(Extracts from a graphics dataset)

+--

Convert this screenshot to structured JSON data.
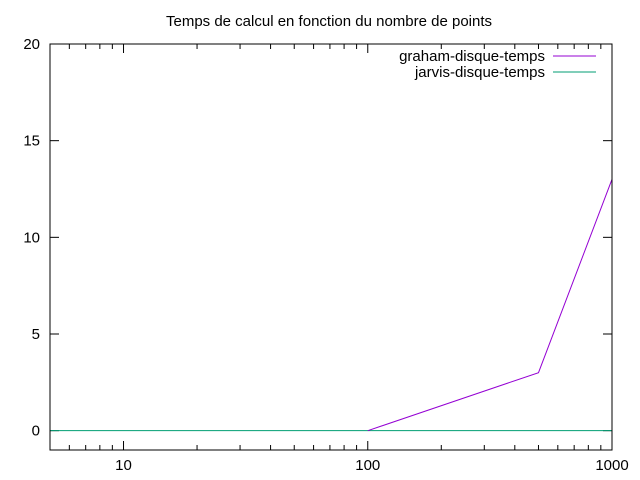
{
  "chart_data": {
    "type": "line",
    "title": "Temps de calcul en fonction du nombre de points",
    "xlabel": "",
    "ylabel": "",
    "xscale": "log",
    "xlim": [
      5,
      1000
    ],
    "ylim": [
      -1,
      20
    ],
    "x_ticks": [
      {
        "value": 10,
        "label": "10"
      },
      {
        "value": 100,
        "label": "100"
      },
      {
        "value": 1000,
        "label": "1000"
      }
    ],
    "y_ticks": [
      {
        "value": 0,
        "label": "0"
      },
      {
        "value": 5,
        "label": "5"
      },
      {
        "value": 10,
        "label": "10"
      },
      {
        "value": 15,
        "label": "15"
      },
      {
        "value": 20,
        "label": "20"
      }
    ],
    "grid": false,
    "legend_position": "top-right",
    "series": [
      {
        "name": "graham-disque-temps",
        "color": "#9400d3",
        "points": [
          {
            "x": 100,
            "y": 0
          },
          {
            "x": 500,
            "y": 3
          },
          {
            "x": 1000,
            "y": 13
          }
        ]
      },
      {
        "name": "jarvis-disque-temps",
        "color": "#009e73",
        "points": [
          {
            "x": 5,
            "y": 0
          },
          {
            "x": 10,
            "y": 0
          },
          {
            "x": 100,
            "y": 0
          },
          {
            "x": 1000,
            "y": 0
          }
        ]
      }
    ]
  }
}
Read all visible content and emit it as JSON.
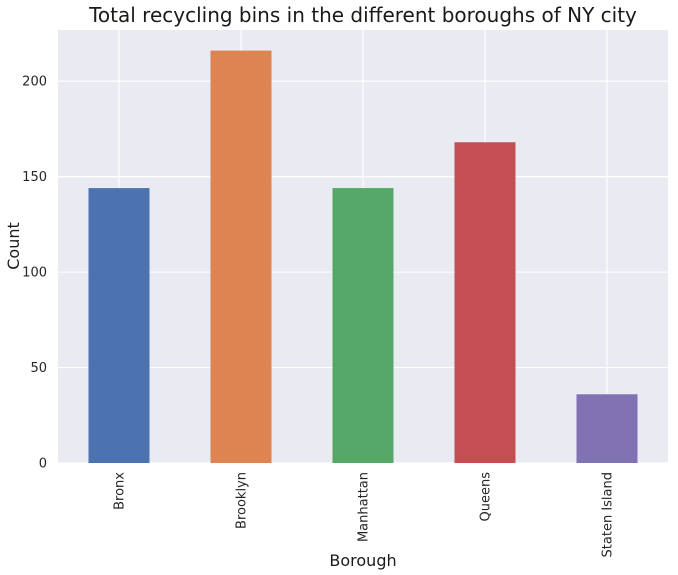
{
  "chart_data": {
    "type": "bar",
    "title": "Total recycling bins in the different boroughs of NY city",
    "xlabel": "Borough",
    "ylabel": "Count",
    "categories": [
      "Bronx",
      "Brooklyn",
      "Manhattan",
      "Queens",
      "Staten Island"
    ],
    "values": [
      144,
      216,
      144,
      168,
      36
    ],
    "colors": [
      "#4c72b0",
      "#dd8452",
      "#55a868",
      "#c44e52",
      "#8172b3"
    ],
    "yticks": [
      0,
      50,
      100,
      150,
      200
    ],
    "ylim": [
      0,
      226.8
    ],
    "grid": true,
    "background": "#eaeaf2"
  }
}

+--

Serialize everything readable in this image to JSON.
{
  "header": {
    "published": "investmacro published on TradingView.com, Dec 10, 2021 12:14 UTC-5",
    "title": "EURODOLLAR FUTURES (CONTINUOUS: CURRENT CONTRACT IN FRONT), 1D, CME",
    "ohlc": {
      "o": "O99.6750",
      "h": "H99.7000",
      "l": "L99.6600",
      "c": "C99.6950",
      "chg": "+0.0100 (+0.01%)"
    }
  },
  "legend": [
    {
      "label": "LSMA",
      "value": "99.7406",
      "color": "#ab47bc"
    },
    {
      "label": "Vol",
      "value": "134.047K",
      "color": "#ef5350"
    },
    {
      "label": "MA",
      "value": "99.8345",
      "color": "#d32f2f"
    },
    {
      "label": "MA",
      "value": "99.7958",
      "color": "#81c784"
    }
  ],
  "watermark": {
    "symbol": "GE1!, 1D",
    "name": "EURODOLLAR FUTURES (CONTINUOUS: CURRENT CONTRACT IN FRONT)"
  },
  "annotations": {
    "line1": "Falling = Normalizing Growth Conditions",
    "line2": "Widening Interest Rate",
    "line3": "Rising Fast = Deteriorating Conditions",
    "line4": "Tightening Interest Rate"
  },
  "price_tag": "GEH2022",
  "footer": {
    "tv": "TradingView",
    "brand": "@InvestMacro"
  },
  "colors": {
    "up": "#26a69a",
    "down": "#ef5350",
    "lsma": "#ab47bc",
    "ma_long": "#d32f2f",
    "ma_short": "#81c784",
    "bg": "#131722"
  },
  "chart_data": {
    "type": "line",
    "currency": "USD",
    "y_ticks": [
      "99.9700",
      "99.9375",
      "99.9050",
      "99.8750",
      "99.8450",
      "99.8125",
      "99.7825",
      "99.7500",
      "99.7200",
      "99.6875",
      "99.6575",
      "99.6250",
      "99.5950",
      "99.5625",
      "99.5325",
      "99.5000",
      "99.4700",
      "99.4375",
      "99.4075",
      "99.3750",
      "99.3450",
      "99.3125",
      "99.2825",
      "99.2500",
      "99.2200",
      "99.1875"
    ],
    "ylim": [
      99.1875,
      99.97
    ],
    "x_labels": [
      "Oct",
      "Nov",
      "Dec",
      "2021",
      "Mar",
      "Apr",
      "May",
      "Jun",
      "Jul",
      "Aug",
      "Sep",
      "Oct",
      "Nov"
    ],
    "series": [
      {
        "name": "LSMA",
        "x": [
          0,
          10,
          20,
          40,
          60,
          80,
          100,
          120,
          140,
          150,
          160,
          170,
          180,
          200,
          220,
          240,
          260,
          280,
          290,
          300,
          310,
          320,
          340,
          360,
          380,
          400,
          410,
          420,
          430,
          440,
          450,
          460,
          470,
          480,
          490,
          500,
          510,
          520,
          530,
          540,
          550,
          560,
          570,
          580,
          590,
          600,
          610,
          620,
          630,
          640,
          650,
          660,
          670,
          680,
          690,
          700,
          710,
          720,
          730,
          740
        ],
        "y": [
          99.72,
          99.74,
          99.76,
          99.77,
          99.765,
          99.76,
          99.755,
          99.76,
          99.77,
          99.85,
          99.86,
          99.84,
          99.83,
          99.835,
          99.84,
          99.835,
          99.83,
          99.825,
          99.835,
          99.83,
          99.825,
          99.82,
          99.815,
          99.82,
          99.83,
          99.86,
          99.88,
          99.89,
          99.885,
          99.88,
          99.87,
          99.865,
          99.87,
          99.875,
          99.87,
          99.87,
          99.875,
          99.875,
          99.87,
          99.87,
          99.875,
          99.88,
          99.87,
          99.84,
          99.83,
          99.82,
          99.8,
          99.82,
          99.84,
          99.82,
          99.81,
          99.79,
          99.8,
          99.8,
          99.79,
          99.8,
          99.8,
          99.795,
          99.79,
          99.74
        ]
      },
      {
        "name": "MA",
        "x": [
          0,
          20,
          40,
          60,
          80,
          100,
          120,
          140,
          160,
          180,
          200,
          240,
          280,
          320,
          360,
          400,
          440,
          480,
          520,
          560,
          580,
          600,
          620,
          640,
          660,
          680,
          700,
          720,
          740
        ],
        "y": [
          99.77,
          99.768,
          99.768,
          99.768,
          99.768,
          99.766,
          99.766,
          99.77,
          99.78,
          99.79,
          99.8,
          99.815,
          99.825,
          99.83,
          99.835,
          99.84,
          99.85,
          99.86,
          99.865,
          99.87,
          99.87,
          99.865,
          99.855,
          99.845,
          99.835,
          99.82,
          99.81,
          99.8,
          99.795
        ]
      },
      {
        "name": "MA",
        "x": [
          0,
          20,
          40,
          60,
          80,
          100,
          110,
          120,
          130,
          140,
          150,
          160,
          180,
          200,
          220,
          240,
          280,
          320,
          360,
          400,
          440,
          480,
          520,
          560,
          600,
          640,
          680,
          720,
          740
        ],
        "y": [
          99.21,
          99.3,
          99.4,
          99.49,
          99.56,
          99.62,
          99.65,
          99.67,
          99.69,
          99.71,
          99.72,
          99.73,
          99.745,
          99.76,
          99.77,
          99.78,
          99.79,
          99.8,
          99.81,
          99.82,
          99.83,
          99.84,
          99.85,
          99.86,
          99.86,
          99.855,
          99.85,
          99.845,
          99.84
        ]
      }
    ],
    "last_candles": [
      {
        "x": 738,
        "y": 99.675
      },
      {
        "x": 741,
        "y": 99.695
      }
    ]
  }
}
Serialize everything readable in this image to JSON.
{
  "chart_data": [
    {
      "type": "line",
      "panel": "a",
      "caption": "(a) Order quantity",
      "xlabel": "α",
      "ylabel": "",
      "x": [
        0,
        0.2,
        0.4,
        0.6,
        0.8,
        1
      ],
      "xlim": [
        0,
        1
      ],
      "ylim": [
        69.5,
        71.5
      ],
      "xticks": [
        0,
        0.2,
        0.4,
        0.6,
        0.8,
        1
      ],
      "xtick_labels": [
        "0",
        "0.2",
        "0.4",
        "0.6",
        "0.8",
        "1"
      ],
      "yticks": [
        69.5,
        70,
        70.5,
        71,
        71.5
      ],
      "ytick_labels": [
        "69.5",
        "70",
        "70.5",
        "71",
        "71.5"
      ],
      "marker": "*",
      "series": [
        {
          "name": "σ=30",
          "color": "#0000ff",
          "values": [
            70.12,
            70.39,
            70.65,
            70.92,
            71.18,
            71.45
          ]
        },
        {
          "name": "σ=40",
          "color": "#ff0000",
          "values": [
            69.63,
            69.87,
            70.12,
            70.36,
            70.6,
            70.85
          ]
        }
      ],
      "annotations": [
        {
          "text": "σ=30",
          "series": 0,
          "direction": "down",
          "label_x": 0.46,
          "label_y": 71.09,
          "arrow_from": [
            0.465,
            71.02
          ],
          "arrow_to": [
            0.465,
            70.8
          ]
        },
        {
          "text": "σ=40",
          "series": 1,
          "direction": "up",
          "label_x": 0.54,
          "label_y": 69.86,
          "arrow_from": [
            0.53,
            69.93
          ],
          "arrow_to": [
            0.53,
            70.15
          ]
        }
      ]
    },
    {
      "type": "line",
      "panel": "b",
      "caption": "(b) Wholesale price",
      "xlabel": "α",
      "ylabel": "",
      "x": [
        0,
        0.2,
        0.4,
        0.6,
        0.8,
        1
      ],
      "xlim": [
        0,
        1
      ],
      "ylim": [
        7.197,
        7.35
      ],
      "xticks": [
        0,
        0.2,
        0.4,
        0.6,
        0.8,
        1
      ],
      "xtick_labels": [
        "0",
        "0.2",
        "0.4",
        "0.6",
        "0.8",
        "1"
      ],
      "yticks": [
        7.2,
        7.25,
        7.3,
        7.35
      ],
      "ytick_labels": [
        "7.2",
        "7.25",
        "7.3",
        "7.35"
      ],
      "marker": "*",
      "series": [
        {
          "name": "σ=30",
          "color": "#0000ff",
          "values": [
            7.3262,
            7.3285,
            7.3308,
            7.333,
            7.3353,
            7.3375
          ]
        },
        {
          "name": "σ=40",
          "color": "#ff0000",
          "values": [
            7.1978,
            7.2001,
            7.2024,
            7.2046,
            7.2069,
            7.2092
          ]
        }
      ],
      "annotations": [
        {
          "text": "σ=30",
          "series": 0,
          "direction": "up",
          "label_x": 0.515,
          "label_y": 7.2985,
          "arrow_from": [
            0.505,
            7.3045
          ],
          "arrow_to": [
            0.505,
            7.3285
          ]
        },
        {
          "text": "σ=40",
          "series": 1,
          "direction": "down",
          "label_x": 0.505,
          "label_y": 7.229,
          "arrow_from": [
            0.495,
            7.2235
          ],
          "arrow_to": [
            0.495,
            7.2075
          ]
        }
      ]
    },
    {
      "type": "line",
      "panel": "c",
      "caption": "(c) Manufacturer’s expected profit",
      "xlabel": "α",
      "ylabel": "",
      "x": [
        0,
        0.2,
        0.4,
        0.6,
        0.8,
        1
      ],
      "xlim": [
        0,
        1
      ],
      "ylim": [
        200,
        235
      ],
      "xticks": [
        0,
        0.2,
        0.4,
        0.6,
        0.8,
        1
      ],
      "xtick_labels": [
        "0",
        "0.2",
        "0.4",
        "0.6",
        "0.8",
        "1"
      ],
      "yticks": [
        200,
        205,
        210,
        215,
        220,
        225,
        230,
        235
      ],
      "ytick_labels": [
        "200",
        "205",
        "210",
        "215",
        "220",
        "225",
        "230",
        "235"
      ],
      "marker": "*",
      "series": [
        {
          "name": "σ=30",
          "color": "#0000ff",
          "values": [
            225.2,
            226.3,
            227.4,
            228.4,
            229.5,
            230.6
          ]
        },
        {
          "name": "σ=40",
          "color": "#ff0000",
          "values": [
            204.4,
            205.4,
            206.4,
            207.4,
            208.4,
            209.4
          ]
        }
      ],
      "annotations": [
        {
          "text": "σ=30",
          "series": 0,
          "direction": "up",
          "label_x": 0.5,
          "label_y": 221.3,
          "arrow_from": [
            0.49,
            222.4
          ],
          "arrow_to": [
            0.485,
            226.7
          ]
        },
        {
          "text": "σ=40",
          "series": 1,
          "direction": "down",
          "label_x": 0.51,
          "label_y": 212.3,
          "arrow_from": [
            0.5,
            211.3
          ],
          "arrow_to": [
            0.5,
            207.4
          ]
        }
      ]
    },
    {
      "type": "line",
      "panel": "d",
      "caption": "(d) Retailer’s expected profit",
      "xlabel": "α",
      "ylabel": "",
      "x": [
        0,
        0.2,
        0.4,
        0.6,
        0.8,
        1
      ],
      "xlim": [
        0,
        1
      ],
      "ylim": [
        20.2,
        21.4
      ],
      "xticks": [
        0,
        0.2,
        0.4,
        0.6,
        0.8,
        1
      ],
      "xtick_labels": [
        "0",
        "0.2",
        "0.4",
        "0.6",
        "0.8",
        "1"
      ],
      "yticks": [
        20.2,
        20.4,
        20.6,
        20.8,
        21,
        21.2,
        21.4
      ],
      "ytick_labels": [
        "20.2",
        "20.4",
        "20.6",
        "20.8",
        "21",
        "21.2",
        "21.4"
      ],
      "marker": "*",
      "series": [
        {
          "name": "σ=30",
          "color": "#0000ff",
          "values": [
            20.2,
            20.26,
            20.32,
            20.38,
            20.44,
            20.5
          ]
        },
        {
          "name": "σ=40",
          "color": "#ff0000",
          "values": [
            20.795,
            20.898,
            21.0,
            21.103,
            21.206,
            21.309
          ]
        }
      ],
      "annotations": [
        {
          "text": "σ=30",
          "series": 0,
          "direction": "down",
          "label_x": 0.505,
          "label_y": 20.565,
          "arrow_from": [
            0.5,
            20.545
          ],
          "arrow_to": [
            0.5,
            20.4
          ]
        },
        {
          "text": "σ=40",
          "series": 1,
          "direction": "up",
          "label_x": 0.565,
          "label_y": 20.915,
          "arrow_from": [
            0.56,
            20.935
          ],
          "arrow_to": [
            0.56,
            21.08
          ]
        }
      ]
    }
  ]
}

+--

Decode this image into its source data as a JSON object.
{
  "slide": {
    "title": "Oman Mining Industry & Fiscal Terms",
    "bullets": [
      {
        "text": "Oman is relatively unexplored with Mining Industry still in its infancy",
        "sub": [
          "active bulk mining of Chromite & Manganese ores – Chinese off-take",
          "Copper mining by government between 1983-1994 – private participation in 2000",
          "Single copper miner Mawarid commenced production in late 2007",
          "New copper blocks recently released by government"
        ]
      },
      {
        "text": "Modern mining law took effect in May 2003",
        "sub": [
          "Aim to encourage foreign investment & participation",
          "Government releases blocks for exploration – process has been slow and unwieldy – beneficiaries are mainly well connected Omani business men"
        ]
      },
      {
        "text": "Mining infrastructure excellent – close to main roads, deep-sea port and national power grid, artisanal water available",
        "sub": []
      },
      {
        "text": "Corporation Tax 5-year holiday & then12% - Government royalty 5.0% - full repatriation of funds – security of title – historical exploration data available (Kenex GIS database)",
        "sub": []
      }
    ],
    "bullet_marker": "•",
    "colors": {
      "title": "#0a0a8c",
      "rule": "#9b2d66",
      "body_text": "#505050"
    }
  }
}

+--

Find the lines containing "caption" and list every one of them.

      "caption": "(a) Order quantity",
      "caption": "(b) Wholesale price",
      "caption": "(c) Manufacturer’s expected profit",
      "caption": "(d) Retailer’s expected profit",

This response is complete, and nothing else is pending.